**Do this:**
Your task is to give the listing below back word for word, pictures excluded.

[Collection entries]
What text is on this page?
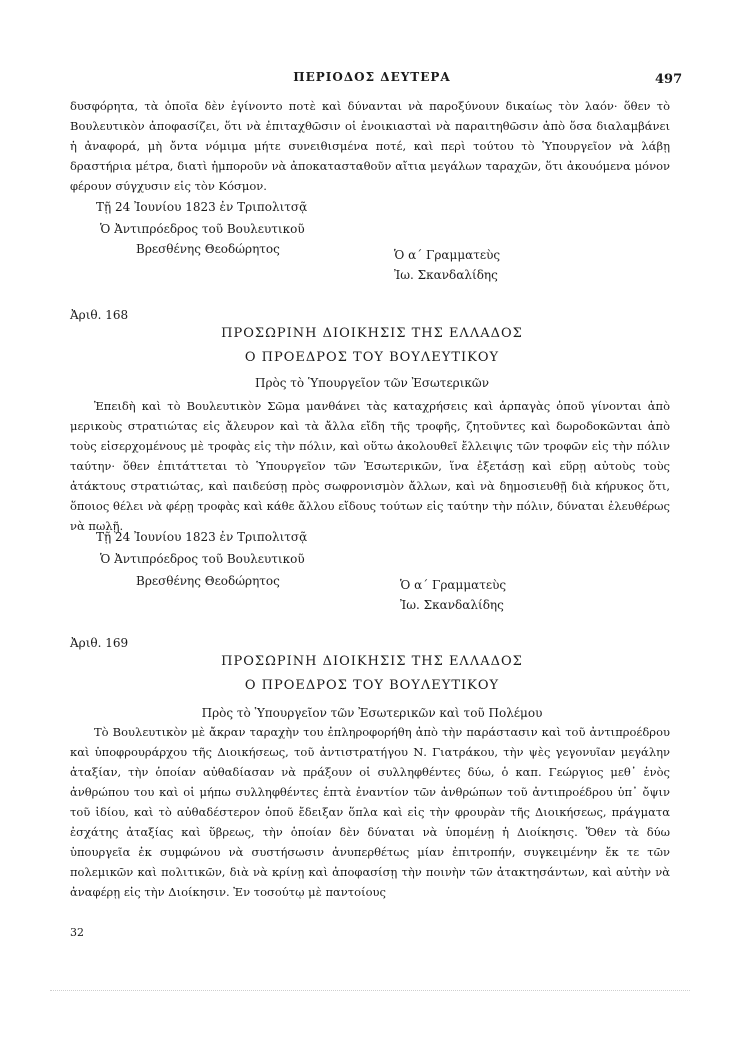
ΠΕΡΙΟΔΟΣ ΔΕΥΤΕΡΑ	497

δυσφόρητα, τὰ ὁποῖα δὲν ἐγίνοντο ποτὲ καὶ δύνανται νὰ παροξύνουν δικαίως τὸν λαόν· ὅθεν τὸ Βουλευτικὸν ἀποφασίζει, ὅτι νὰ ἐπιταχθῶσιν οἱ ἐνοικιασταὶ νὰ παραιτηθῶσιν ἀπὸ ὅσα διαλαμβάνει ἡ ἀναφορά, μὴ ὄντα νόμιμα μήτε συνειθισμένα ποτέ, καὶ περὶ τούτου τὸ Ὑπουργεῖον νὰ λάβῃ δραστήρια μέτρα, διατὶ ἠμποροῦν νὰ ἀποκατασταθοῦν αἴτια μεγάλων ταραχῶν, ὅτι ἀκουόμενα μόνον φέρουν σύγχυσιν εἰς τὸν Κόσμον.

Τῇ 24 Ἰουνίου 1823 ἐν Τριπολιτσᾷ
Ὁ Ἀντιπρόεδρος τοῦ Βουλευτικοῦ
Βρεσθένης Θεοδώρητος	Ὁ α΄ Γραμματεὺς
Ἰω. Σκανδαλίδης
Ἀριθ. 168
ΠΡΟΣΩΡΙΝΗ ΔΙΟΙΚΗΣΙΣ ΤΗΣ ΕΛΛΑΔΟΣ
Ο ΠΡΟΕΔΡΟΣ ΤΟΥ ΒΟΥΛΕΥΤΙΚΟΥ
Πρὸς τὸ Ὑπουργεῖον τῶν Ἐσωτερικῶν

Ἐπειδὴ καὶ τὸ Βουλευτικὸν Σῶμα μανθάνει τὰς καταχρήσεις καὶ ἁρπαγὰς ὁποῦ γίνονται ἀπὸ μερικοὺς στρατιώτας εἰς ἄλευρον καὶ τὰ ἄλλα εἴδη τῆς τροφῆς, ζητοῦντες καὶ δωροδοκῶνται ἀπὸ τοὺς εἰσερχομένους μὲ τροφὰς εἰς τὴν πόλιν, καὶ οὕτω ἀκολουθεῖ ἔλλειψις τῶν τροφῶν εἰς τὴν πόλιν ταύτην· ὅθεν ἐπιτάττεται τὸ Ὑπουργεῖον τῶν Ἐσωτερικῶν, ἵνα ἐξετάσῃ καὶ εὕρῃ αὐτοὺς τοὺς ἀτάκτους στρατιώτας, καὶ παιδεύσῃ πρὸς σωφρονισμὸν ἄλλων, καὶ νὰ δημοσιευθῇ διὰ κήρυκος ὅτι, ὅποιος θέλει νὰ φέρῃ τροφὰς καὶ κάθε ἄλλου εἴδους τούτων εἰς ταύτην τὴν πόλιν, δύναται ἐλευθέρως νὰ πωλῇ.

Τῇ 24 Ἰουνίου 1823 ἐν Τριπολιτσᾷ
Ὁ Ἀντιπρόεδρος τοῦ Βουλευτικοῦ
Βρεσθένης Θεοδώρητος	Ὁ α΄ Γραμματεὺς
Ἰω. Σκανδαλίδης
Ἀριθ. 169
ΠΡΟΣΩΡΙΝΗ ΔΙΟΙΚΗΣΙΣ ΤΗΣ ΕΛΛΑΔΟΣ
Ο ΠΡΟΕΔΡΟΣ ΤΟΥ ΒΟΥΛΕΥΤΙΚΟΥ
Πρὸς τὸ Ὑπουργεῖον τῶν Ἐσωτερικῶν καὶ τοῦ Πολέμου

Τὸ Βουλευτικὸν μὲ ἄκραν ταραχὴν του ἐπληροφορήθη ἀπὸ τὴν παράστασιν καὶ τοῦ ἀντιπροέδρου καὶ ὑποφρουράρχου τῆς Διοικήσεως, τοῦ ἀντιστρατήγου Ν. Γιατράκου, τὴν ψὲς γεγονυῖαν μεγάλην ἀταξίαν, τὴν ὁποίαν αὐθαδίασαν νὰ πράξουν οἱ συλληφθέντες δύω, ὁ καπ. Γεώργιος μεθ᾽ ἑνὸς ἀνθρώπου του καὶ οἱ μήπω συλληφθέντες ἑπτὰ ἐναντίον τῶν ἀνθρώπων τοῦ ἀντιπροέδρου ὑπ᾽ ὄψιν τοῦ ἰδίου, καὶ τὸ αὐθαδέστερον ὁποῦ ἔδειξαν ὅπλα καὶ εἰς τὴν φρουρὰν τῆς Διοικήσεως, πράγματα ἐσχάτης ἀταξίας καὶ ὕβρεως, τὴν ὁποίαν δὲν δύναται νὰ ὑπομένῃ ἡ Διοίκησις. Ὅθεν τὰ δύω ὑπουργεῖα ἐκ συμφώνου νὰ συστήσωσιν ἀνυπερθέτως μίαν ἐπιτροπήν, συγκειμένην ἔκ τε τῶν πολεμικῶν καὶ πολιτικῶν, διὰ νὰ κρίνῃ καὶ ἀποφασίσῃ τὴν ποινὴν τῶν ἀτακτησάντων, καὶ αὐτὴν νὰ ἀναφέρῃ εἰς τὴν Διοίκησιν. Ἐν τοσούτῳ μὲ παντοίους

32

**Problem solution:**
What text is on this page?
ΠΕΡΙΟΔΟΣ ΔΕΥΤΕΡΑ	497

δυσφόρητα, τὰ ὁποῖα δὲν ἐγίνοντο ποτὲ καὶ δύνανται νὰ παροξύνουν δικαίως τὸν λαόν· ὅθεν τὸ Βουλευτικὸν ἀποφασίζει, ὅτι νὰ ἐπιταχθῶσιν οἱ ἐνοικιασταὶ νὰ παραιτηθῶσιν ἀπὸ ὅσα διαλαμβάνει ἡ ἀναφορά, μὴ ὄντα νόμιμα μήτε συνειθισμένα ποτέ, καὶ περὶ τούτου τὸ Ὑπουργεῖον νὰ λάβῃ δραστήρια μέτρα, διατὶ ἠμποροῦν νὰ ἀποκατασταθοῦν αἴτια μεγάλων ταραχῶν, ὅτι ἀκουόμενα μόνον φέρουν σύγχυσιν εἰς τὸν Κόσμον.

Τῇ 24 Ἰουνίου 1823 ἐν Τριπολιτσᾷ
Ὁ Ἀντιπρόεδρος τοῦ Βουλευτικοῦ
Βρεσθένης Θεοδώρητος	Ὁ α΄ Γραμματεὺς
Ἰω. Σκανδαλίδης
Ἀριθ. 168
ΠΡΟΣΩΡΙΝΗ ΔΙΟΙΚΗΣΙΣ ΤΗΣ ΕΛΛΑΔΟΣ
Ο ΠΡΟΕΔΡΟΣ ΤΟΥ ΒΟΥΛΕΥΤΙΚΟΥ
Πρὸς τὸ Ὑπουργεῖον τῶν Ἐσωτερικῶν

Ἐπειδὴ καὶ τὸ Βουλευτικὸν Σῶμα μανθάνει τὰς καταχρήσεις καὶ ἁρπαγὰς ὁποῦ γίνονται ἀπὸ μερικοὺς στρατιώτας εἰς ἄλευρον καὶ τὰ ἄλλα εἴδη τῆς τροφῆς, ζητοῦντες καὶ δωροδοκῶνται ἀπὸ τοὺς εἰσερχομένους μὲ τροφὰς εἰς τὴν πόλιν, καὶ οὕτω ἀκολουθεῖ ἔλλειψις τῶν τροφῶν εἰς τὴν πόλιν ταύτην· ὅθεν ἐπιτάττεται τὸ Ὑπουργεῖον τῶν Ἐσωτερικῶν, ἵνα ἐξετάσῃ καὶ εὕρῃ αὐτοὺς τοὺς ἀτάκτους στρατιώτας, καὶ παιδεύσῃ πρὸς σωφρονισμὸν ἄλλων, καὶ νὰ δημοσιευθῇ διὰ κήρυκος ὅτι, ὅποιος θέλει νὰ φέρῃ τροφὰς καὶ κάθε ἄλλου εἴδους τούτων εἰς ταύτην τὴν πόλιν, δύναται ἐλευθέρως νὰ πωλῇ.

Τῇ 24 Ἰουνίου 1823 ἐν Τριπολιτσᾷ
Ὁ Ἀντιπρόεδρος τοῦ Βουλευτικοῦ
Βρεσθένης Θεοδώρητος	Ὁ α΄ Γραμματεὺς
Ἰω. Σκανδαλίδης
Ἀριθ. 169
ΠΡΟΣΩΡΙΝΗ ΔΙΟΙΚΗΣΙΣ ΤΗΣ ΕΛΛΑΔΟΣ
Ο ΠΡΟΕΔΡΟΣ ΤΟΥ ΒΟΥΛΕΥΤΙΚΟΥ
Πρὸς τὸ Ὑπουργεῖον τῶν Ἐσωτερικῶν καὶ τοῦ Πολέμου

Τὸ Βουλευτικὸν μὲ ἄκραν ταραχὴν του ἐπληροφορήθη ἀπὸ τὴν παράστασιν καὶ τοῦ ἀντιπροέδρου καὶ ὑποφρουράρχου τῆς Διοικήσεως, τοῦ ἀντιστρατήγου Ν. Γιατράκου, τὴν ψὲς γεγονυῖαν μεγάλην ἀταξίαν, τὴν ὁποίαν αὐθαδίασαν νὰ πράξουν οἱ συλληφθέντες δύω, ὁ καπ. Γεώργιος μεθ᾽ ἑνὸς ἀνθρώπου του καὶ οἱ μήπω συλληφθέντες ἑπτὰ ἐναντίον τῶν ἀνθρώπων τοῦ ἀντιπροέδρου ὑπ᾽ ὄψιν τοῦ ἰδίου, καὶ τὸ αὐθαδέστερον ὁποῦ ἔδειξαν ὅπλα καὶ εἰς τὴν φρουρὰν τῆς Διοικήσεως, πράγματα ἐσχάτης ἀταξίας καὶ ὕβρεως, τὴν ὁποίαν δὲν δύναται νὰ ὑπομένῃ ἡ Διοίκησις. Ὅθεν τὰ δύω ὑπουργεῖα ἐκ συμφώνου νὰ συστήσωσιν ἀνυπερθέτως μίαν ἐπιτροπήν, συγκειμένην ἔκ τε τῶν πολεμικῶν καὶ πολιτικῶν, διὰ νὰ κρίνῃ καὶ ἀποφασίσῃ τὴν ποινὴν τῶν ἀτακτησάντων, καὶ αὐτὴν νὰ ἀναφέρῃ εἰς τὴν Διοίκησιν. Ἐν τοσούτῳ μὲ παντοίους

32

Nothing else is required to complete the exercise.